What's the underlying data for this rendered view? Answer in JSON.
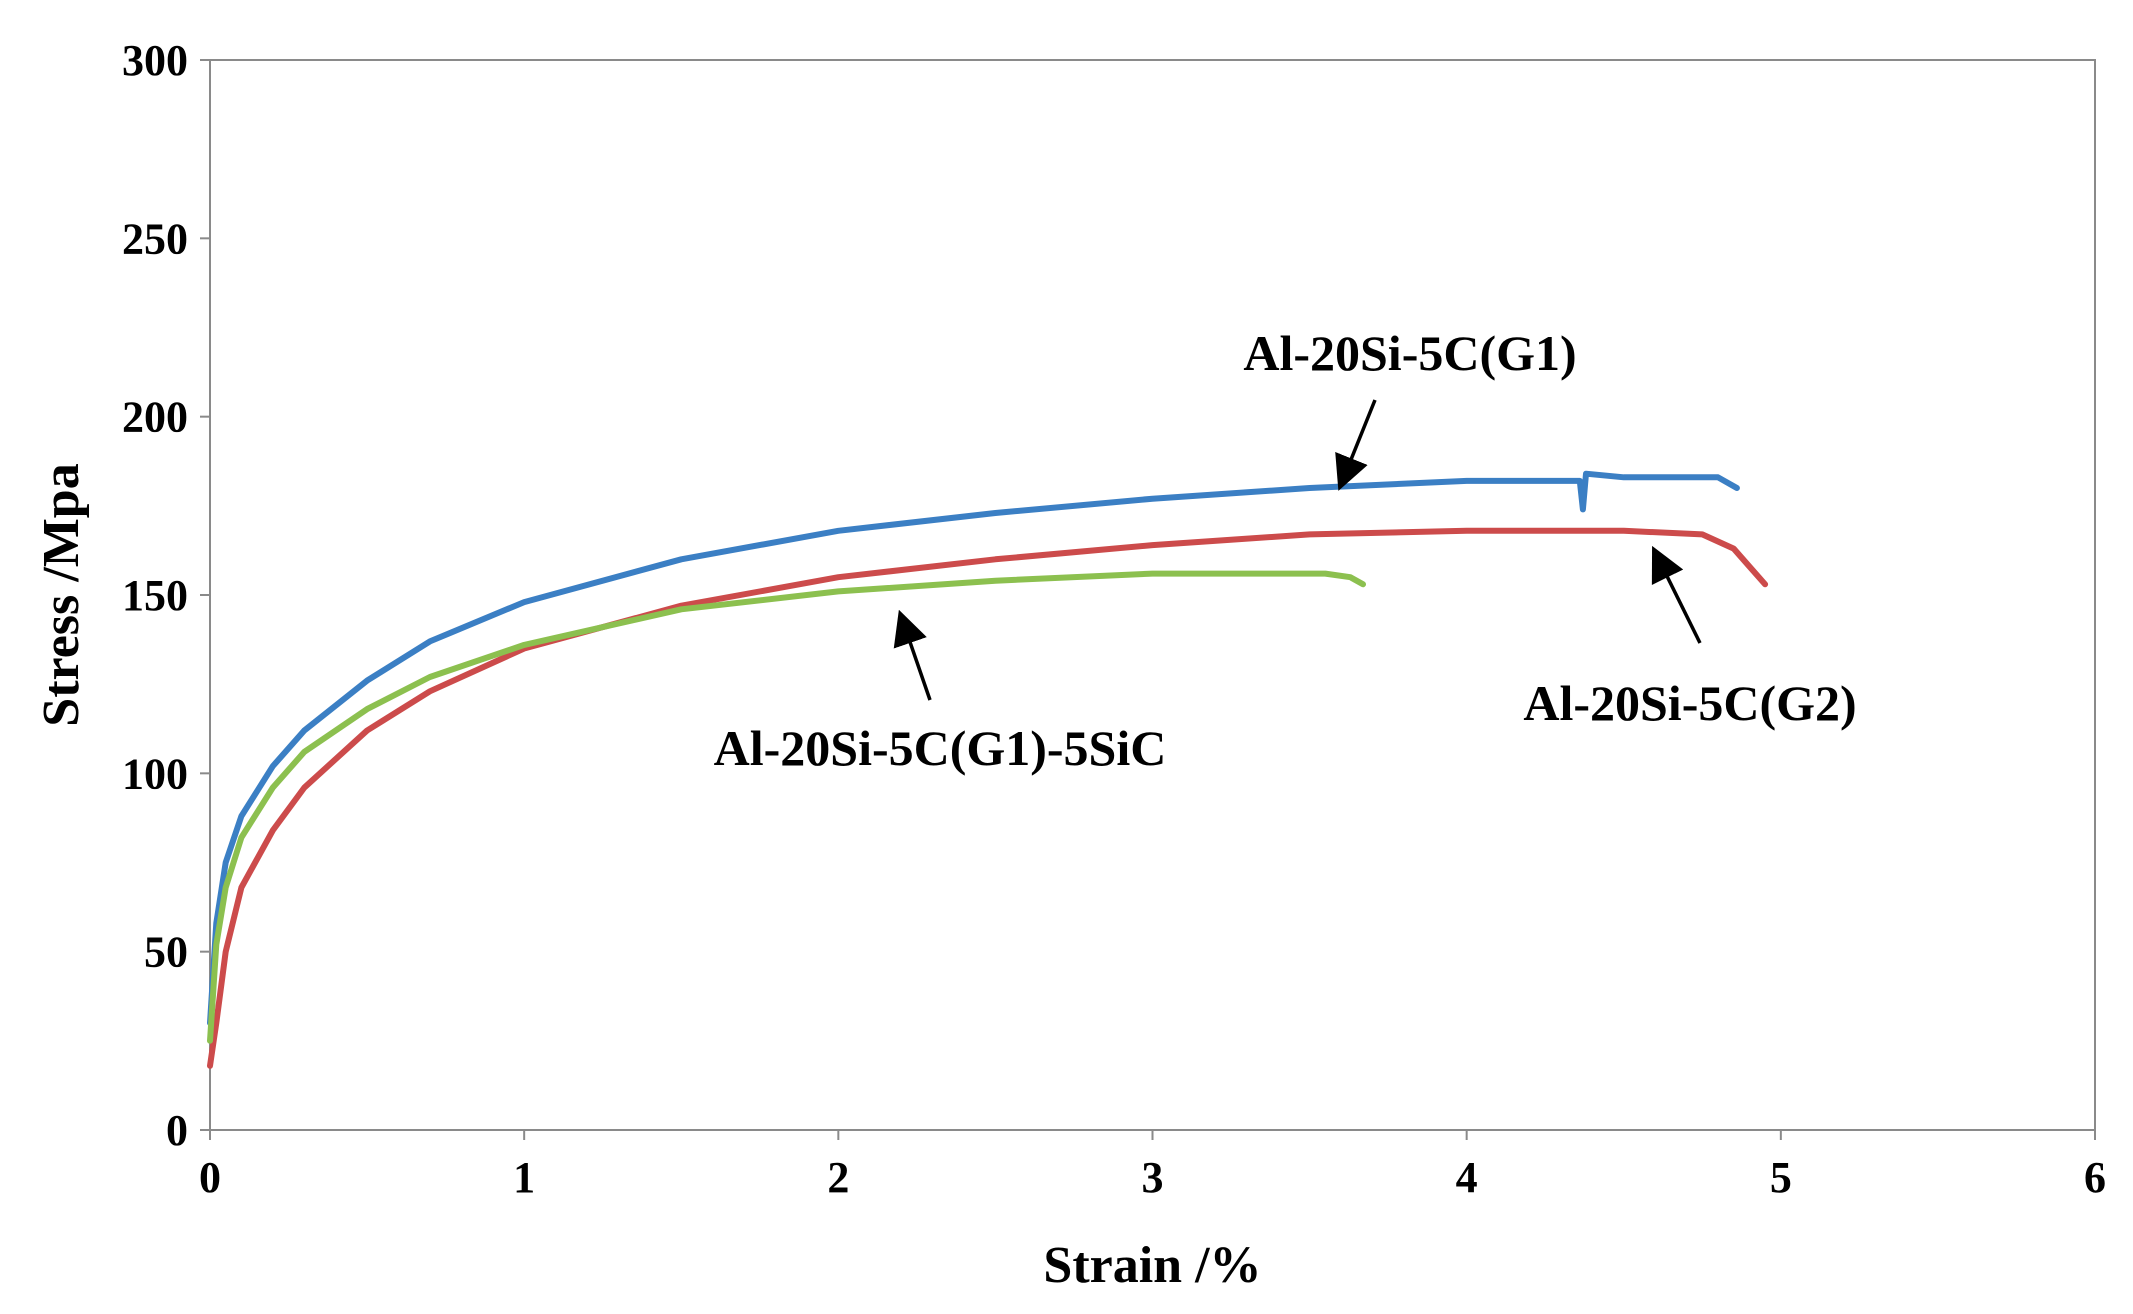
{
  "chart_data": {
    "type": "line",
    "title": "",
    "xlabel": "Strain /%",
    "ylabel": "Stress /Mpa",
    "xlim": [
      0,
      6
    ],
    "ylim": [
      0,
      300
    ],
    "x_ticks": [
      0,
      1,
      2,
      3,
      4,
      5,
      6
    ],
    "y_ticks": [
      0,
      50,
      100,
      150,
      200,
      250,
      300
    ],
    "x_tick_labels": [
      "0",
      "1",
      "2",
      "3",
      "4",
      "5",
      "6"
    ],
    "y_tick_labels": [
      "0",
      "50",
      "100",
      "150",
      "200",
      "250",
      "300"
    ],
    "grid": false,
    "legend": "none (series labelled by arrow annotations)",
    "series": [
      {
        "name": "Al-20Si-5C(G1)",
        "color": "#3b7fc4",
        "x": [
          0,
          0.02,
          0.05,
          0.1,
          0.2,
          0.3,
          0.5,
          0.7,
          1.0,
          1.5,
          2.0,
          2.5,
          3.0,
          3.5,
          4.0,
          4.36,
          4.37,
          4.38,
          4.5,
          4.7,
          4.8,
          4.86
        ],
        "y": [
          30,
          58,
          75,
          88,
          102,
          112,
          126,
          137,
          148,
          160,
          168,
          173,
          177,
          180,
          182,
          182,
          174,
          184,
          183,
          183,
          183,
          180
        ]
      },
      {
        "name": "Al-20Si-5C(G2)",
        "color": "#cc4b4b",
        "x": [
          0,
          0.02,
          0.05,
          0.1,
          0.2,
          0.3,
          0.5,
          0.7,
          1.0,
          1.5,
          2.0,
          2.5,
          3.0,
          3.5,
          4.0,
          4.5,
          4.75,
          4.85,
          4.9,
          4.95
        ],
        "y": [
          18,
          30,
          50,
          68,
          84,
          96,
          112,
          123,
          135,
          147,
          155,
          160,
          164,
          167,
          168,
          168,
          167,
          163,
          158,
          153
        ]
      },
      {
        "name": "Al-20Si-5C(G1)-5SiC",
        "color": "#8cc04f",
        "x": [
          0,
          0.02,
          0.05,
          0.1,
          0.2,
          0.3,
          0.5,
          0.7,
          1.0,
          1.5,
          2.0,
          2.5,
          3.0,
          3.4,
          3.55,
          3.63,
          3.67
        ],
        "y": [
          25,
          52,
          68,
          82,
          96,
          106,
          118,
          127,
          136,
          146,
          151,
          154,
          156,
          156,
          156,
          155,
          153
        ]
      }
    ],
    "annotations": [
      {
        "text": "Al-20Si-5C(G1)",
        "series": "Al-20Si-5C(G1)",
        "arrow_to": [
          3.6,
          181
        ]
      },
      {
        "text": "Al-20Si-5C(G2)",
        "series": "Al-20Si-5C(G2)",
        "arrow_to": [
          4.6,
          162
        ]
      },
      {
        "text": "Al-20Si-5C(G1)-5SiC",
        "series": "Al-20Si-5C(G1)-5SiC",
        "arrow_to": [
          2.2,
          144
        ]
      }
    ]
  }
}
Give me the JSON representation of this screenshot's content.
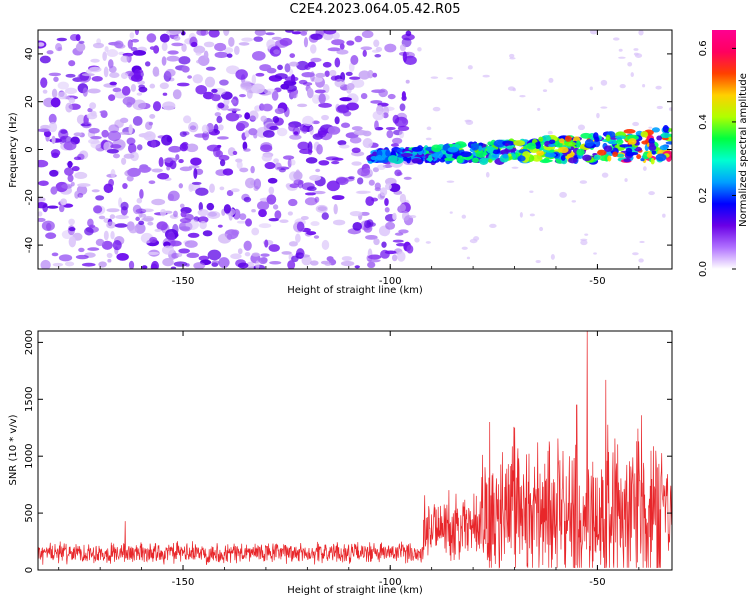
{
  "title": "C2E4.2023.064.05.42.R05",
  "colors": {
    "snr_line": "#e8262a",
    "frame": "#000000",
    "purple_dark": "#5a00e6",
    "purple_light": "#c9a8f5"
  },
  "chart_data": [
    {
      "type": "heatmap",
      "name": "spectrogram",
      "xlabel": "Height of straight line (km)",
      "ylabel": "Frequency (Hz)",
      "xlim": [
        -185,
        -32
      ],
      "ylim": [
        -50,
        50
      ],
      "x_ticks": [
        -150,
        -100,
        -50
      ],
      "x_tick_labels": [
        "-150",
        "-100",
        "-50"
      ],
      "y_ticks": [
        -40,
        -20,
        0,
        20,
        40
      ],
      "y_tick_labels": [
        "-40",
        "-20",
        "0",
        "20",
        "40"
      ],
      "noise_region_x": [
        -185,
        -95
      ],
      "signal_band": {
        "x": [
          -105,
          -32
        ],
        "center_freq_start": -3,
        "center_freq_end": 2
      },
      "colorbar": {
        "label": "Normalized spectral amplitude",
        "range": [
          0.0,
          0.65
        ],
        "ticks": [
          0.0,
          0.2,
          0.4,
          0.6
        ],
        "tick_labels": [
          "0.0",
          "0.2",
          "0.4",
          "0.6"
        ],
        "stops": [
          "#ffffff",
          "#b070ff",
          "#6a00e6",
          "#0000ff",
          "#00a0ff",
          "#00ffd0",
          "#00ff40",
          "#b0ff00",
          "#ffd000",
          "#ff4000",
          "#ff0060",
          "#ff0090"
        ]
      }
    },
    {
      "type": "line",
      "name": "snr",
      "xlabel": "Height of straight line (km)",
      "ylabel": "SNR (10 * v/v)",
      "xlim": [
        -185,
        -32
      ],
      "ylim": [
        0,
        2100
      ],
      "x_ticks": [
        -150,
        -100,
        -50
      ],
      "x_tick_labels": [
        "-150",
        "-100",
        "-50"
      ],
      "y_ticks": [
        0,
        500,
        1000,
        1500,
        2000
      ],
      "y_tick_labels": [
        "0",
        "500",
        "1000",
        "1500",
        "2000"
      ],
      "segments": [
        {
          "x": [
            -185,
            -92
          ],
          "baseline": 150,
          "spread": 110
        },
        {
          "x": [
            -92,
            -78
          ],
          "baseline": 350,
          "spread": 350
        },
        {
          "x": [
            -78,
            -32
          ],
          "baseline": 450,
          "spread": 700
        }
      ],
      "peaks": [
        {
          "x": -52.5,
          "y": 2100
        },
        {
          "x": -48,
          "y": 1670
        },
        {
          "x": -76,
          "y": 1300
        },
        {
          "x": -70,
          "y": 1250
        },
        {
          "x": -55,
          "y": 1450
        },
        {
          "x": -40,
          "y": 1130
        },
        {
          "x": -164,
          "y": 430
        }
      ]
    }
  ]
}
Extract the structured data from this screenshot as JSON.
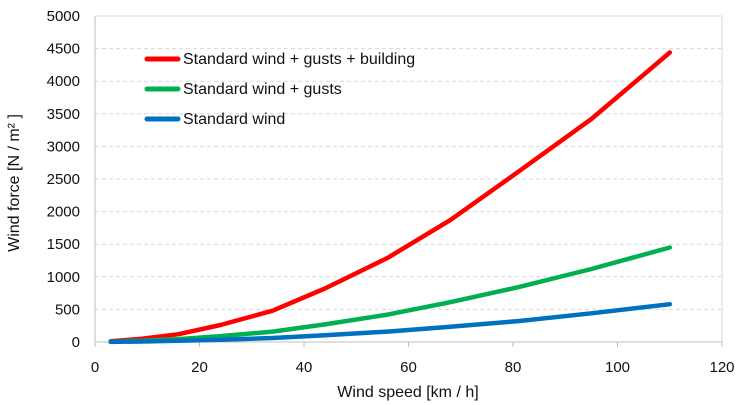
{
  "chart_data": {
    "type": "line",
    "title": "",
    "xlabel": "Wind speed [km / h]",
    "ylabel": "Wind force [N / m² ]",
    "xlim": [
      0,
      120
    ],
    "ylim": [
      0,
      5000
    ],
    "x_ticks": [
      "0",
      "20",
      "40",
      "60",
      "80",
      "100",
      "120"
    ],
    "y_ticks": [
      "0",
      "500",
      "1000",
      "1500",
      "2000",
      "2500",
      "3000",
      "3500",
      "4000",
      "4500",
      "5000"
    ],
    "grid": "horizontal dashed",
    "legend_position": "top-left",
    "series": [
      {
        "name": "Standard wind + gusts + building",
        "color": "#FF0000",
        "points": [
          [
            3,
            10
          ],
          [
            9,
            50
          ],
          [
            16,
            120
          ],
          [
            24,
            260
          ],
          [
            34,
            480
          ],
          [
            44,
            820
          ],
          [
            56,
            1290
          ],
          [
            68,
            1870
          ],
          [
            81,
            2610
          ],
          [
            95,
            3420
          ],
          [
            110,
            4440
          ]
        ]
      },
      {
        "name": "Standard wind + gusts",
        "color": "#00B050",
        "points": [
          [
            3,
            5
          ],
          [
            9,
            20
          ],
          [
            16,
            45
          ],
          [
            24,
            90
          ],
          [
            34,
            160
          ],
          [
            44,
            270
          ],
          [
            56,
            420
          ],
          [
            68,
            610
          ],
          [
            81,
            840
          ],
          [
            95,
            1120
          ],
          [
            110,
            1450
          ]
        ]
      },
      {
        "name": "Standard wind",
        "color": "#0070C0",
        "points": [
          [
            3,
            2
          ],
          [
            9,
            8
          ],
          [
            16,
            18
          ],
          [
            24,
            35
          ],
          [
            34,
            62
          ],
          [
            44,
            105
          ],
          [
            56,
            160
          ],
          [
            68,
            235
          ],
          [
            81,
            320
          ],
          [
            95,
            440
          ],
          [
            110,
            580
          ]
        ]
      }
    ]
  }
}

*GOAL*:
Retype each record exactly as it stands, but do not include the pictures.

*RESULT OF THIS EXERCISE*:
What's the underlying data for this rendered view? Answer in JSON.
{
  "chart_data": {
    "type": "line",
    "title": "",
    "xlabel": "Strain /%",
    "ylabel": "Stress /Mpa",
    "xlim": [
      0,
      6
    ],
    "ylim": [
      0,
      300
    ],
    "x_ticks": [
      0,
      1,
      2,
      3,
      4,
      5,
      6
    ],
    "y_ticks": [
      0,
      50,
      100,
      150,
      200,
      250,
      300
    ],
    "x_tick_labels": [
      "0",
      "1",
      "2",
      "3",
      "4",
      "5",
      "6"
    ],
    "y_tick_labels": [
      "0",
      "50",
      "100",
      "150",
      "200",
      "250",
      "300"
    ],
    "grid": false,
    "legend": "none (series labelled by arrow annotations)",
    "series": [
      {
        "name": "Al-20Si-5C(G1)",
        "color": "#3b7fc4",
        "x": [
          0,
          0.02,
          0.05,
          0.1,
          0.2,
          0.3,
          0.5,
          0.7,
          1.0,
          1.5,
          2.0,
          2.5,
          3.0,
          3.5,
          4.0,
          4.36,
          4.37,
          4.38,
          4.5,
          4.7,
          4.8,
          4.86
        ],
        "y": [
          30,
          58,
          75,
          88,
          102,
          112,
          126,
          137,
          148,
          160,
          168,
          173,
          177,
          180,
          182,
          182,
          174,
          184,
          183,
          183,
          183,
          180
        ]
      },
      {
        "name": "Al-20Si-5C(G2)",
        "color": "#cc4b4b",
        "x": [
          0,
          0.02,
          0.05,
          0.1,
          0.2,
          0.3,
          0.5,
          0.7,
          1.0,
          1.5,
          2.0,
          2.5,
          3.0,
          3.5,
          4.0,
          4.5,
          4.75,
          4.85,
          4.9,
          4.95
        ],
        "y": [
          18,
          30,
          50,
          68,
          84,
          96,
          112,
          123,
          135,
          147,
          155,
          160,
          164,
          167,
          168,
          168,
          167,
          163,
          158,
          153
        ]
      },
      {
        "name": "Al-20Si-5C(G1)-5SiC",
        "color": "#8cc04f",
        "x": [
          0,
          0.02,
          0.05,
          0.1,
          0.2,
          0.3,
          0.5,
          0.7,
          1.0,
          1.5,
          2.0,
          2.5,
          3.0,
          3.4,
          3.55,
          3.63,
          3.67
        ],
        "y": [
          25,
          52,
          68,
          82,
          96,
          106,
          118,
          127,
          136,
          146,
          151,
          154,
          156,
          156,
          156,
          155,
          153
        ]
      }
    ],
    "annotations": [
      {
        "text": "Al-20Si-5C(G1)",
        "series": "Al-20Si-5C(G1)",
        "arrow_to": [
          3.6,
          181
        ]
      },
      {
        "text": "Al-20Si-5C(G2)",
        "series": "Al-20Si-5C(G2)",
        "arrow_to": [
          4.6,
          162
        ]
      },
      {
        "text": "Al-20Si-5C(G1)-5SiC",
        "series": "Al-20Si-5C(G1)-5SiC",
        "arrow_to": [
          2.2,
          144
        ]
      }
    ]
  }
}
Give me the JSON representation of this screenshot's content.
{
  "title": "C2E4.2023.064.05.42.R05",
  "colors": {
    "snr_line": "#e8262a",
    "frame": "#000000",
    "purple_dark": "#5a00e6",
    "purple_light": "#c9a8f5"
  },
  "chart_data": [
    {
      "type": "heatmap",
      "name": "spectrogram",
      "xlabel": "Height of straight line (km)",
      "ylabel": "Frequency (Hz)",
      "xlim": [
        -185,
        -32
      ],
      "ylim": [
        -50,
        50
      ],
      "x_ticks": [
        -150,
        -100,
        -50
      ],
      "x_tick_labels": [
        "-150",
        "-100",
        "-50"
      ],
      "y_ticks": [
        -40,
        -20,
        0,
        20,
        40
      ],
      "y_tick_labels": [
        "-40",
        "-20",
        "0",
        "20",
        "40"
      ],
      "noise_region_x": [
        -185,
        -95
      ],
      "signal_band": {
        "x": [
          -105,
          -32
        ],
        "center_freq_start": -3,
        "center_freq_end": 2
      },
      "colorbar": {
        "label": "Normalized spectral amplitude",
        "range": [
          0.0,
          0.65
        ],
        "ticks": [
          0.0,
          0.2,
          0.4,
          0.6
        ],
        "tick_labels": [
          "0.0",
          "0.2",
          "0.4",
          "0.6"
        ],
        "stops": [
          "#ffffff",
          "#b070ff",
          "#6a00e6",
          "#0000ff",
          "#00a0ff",
          "#00ffd0",
          "#00ff40",
          "#b0ff00",
          "#ffd000",
          "#ff4000",
          "#ff0060",
          "#ff0090"
        ]
      }
    },
    {
      "type": "line",
      "name": "snr",
      "xlabel": "Height of straight line (km)",
      "ylabel": "SNR (10 * v/v)",
      "xlim": [
        -185,
        -32
      ],
      "ylim": [
        0,
        2100
      ],
      "x_ticks": [
        -150,
        -100,
        -50
      ],
      "x_tick_labels": [
        "-150",
        "-100",
        "-50"
      ],
      "y_ticks": [
        0,
        500,
        1000,
        1500,
        2000
      ],
      "y_tick_labels": [
        "0",
        "500",
        "1000",
        "1500",
        "2000"
      ],
      "segments": [
        {
          "x": [
            -185,
            -92
          ],
          "baseline": 150,
          "spread": 110
        },
        {
          "x": [
            -92,
            -78
          ],
          "baseline": 350,
          "spread": 350
        },
        {
          "x": [
            -78,
            -32
          ],
          "baseline": 450,
          "spread": 700
        }
      ],
      "peaks": [
        {
          "x": -52.5,
          "y": 2100
        },
        {
          "x": -48,
          "y": 1670
        },
        {
          "x": -76,
          "y": 1300
        },
        {
          "x": -70,
          "y": 1250
        },
        {
          "x": -55,
          "y": 1450
        },
        {
          "x": -40,
          "y": 1130
        },
        {
          "x": -164,
          "y": 430
        }
      ]
    }
  ]
}
Extract the structured data from this screenshot as JSON.
{
  "chart_data": {
    "type": "line",
    "title": "",
    "xlabel": "Wind speed [km / h]",
    "ylabel": "Wind force [N / m² ]",
    "xlim": [
      0,
      120
    ],
    "ylim": [
      0,
      5000
    ],
    "x_ticks": [
      "0",
      "20",
      "40",
      "60",
      "80",
      "100",
      "120"
    ],
    "y_ticks": [
      "0",
      "500",
      "1000",
      "1500",
      "2000",
      "2500",
      "3000",
      "3500",
      "4000",
      "4500",
      "5000"
    ],
    "grid": "horizontal dashed",
    "legend_position": "top-left",
    "series": [
      {
        "name": "Standard wind + gusts + building",
        "color": "#FF0000",
        "points": [
          [
            3,
            10
          ],
          [
            9,
            50
          ],
          [
            16,
            120
          ],
          [
            24,
            260
          ],
          [
            34,
            480
          ],
          [
            44,
            820
          ],
          [
            56,
            1290
          ],
          [
            68,
            1870
          ],
          [
            81,
            2610
          ],
          [
            95,
            3420
          ],
          [
            110,
            4440
          ]
        ]
      },
      {
        "name": "Standard wind + gusts",
        "color": "#00B050",
        "points": [
          [
            3,
            5
          ],
          [
            9,
            20
          ],
          [
            16,
            45
          ],
          [
            24,
            90
          ],
          [
            34,
            160
          ],
          [
            44,
            270
          ],
          [
            56,
            420
          ],
          [
            68,
            610
          ],
          [
            81,
            840
          ],
          [
            95,
            1120
          ],
          [
            110,
            1450
          ]
        ]
      },
      {
        "name": "Standard wind",
        "color": "#0070C0",
        "points": [
          [
            3,
            2
          ],
          [
            9,
            8
          ],
          [
            16,
            18
          ],
          [
            24,
            35
          ],
          [
            34,
            62
          ],
          [
            44,
            105
          ],
          [
            56,
            160
          ],
          [
            68,
            235
          ],
          [
            81,
            320
          ],
          [
            95,
            440
          ],
          [
            110,
            580
          ]
        ]
      }
    ]
  }
}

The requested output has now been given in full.